• **STATED TASK**
Copy all of the material word for word, except for the pictures.

• **TASK DATA**
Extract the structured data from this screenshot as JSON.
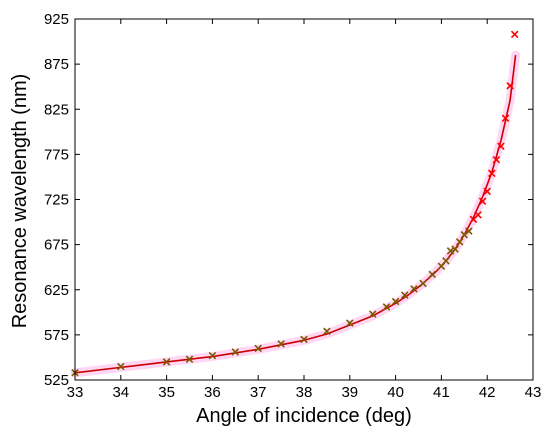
{
  "chart_data": {
    "type": "line",
    "xlabel": "Angle of incidence (deg)",
    "ylabel": "Resonance wavelength (nm)",
    "xlim": [
      33,
      43
    ],
    "ylim": [
      525,
      925
    ],
    "xticks": [
      "33",
      "34",
      "35",
      "36",
      "37",
      "38",
      "39",
      "40",
      "41",
      "42",
      "43"
    ],
    "yticks": [
      "525",
      "575",
      "625",
      "675",
      "725",
      "775",
      "825",
      "875",
      "925"
    ],
    "grid": false,
    "legend": "none",
    "colors": {
      "line": "#cc0000",
      "marker": "#ff0000",
      "marker_overlap": "#7a5a00",
      "band": "#ffc8f0"
    },
    "series": [
      {
        "style": "line",
        "x": [
          33.0,
          34.0,
          35.0,
          36.0,
          37.0,
          38.0,
          38.5,
          39.0,
          39.5,
          40.0,
          40.3,
          40.6,
          40.9,
          41.1,
          41.3,
          41.5,
          41.7,
          41.9,
          42.1,
          42.3,
          42.5,
          42.62
        ],
        "y": [
          533,
          539,
          545,
          551,
          559,
          569,
          576,
          586,
          596,
          610,
          620,
          632,
          646,
          657,
          670,
          686,
          705,
          728,
          755,
          790,
          835,
          885
        ]
      },
      {
        "style": "markers",
        "x": [
          33.0,
          34.0,
          35.0,
          35.5,
          36.0,
          36.5,
          37.0,
          37.5,
          38.0,
          38.5,
          39.0,
          39.5,
          39.8,
          40.0,
          40.2,
          40.4,
          40.6,
          40.8,
          41.0,
          41.1,
          41.2,
          41.3,
          41.4,
          41.5,
          41.6,
          41.7,
          41.8,
          41.9,
          42.0,
          42.1,
          42.2,
          42.3,
          42.4,
          42.5,
          42.6
        ],
        "y": [
          533,
          540,
          545,
          548,
          552,
          556,
          560,
          565,
          570,
          579,
          588,
          598,
          606,
          612,
          619,
          626,
          632,
          642,
          651,
          657,
          668,
          670,
          678,
          686,
          690,
          703,
          708,
          723,
          734,
          754,
          769,
          784,
          815,
          851,
          908
        ]
      }
    ]
  }
}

• **SOLUTION**
Extract the structured data from this screenshot as JSON.
{
  "chart_data": {
    "type": "line",
    "xlabel": "Angle of incidence (deg)",
    "ylabel": "Resonance wavelength (nm)",
    "xlim": [
      33,
      43
    ],
    "ylim": [
      525,
      925
    ],
    "xticks": [
      "33",
      "34",
      "35",
      "36",
      "37",
      "38",
      "39",
      "40",
      "41",
      "42",
      "43"
    ],
    "yticks": [
      "525",
      "575",
      "625",
      "675",
      "725",
      "775",
      "825",
      "875",
      "925"
    ],
    "grid": false,
    "legend": "none",
    "colors": {
      "line": "#cc0000",
      "marker": "#ff0000",
      "marker_overlap": "#7a5a00",
      "band": "#ffc8f0"
    },
    "series": [
      {
        "style": "line",
        "x": [
          33.0,
          34.0,
          35.0,
          36.0,
          37.0,
          38.0,
          38.5,
          39.0,
          39.5,
          40.0,
          40.3,
          40.6,
          40.9,
          41.1,
          41.3,
          41.5,
          41.7,
          41.9,
          42.1,
          42.3,
          42.5,
          42.62
        ],
        "y": [
          533,
          539,
          545,
          551,
          559,
          569,
          576,
          586,
          596,
          610,
          620,
          632,
          646,
          657,
          670,
          686,
          705,
          728,
          755,
          790,
          835,
          885
        ]
      },
      {
        "style": "markers",
        "x": [
          33.0,
          34.0,
          35.0,
          35.5,
          36.0,
          36.5,
          37.0,
          37.5,
          38.0,
          38.5,
          39.0,
          39.5,
          39.8,
          40.0,
          40.2,
          40.4,
          40.6,
          40.8,
          41.0,
          41.1,
          41.2,
          41.3,
          41.4,
          41.5,
          41.6,
          41.7,
          41.8,
          41.9,
          42.0,
          42.1,
          42.2,
          42.3,
          42.4,
          42.5,
          42.6
        ],
        "y": [
          533,
          540,
          545,
          548,
          552,
          556,
          560,
          565,
          570,
          579,
          588,
          598,
          606,
          612,
          619,
          626,
          632,
          642,
          651,
          657,
          668,
          670,
          678,
          686,
          690,
          703,
          708,
          723,
          734,
          754,
          769,
          784,
          815,
          851,
          908
        ]
      }
    ]
  }
}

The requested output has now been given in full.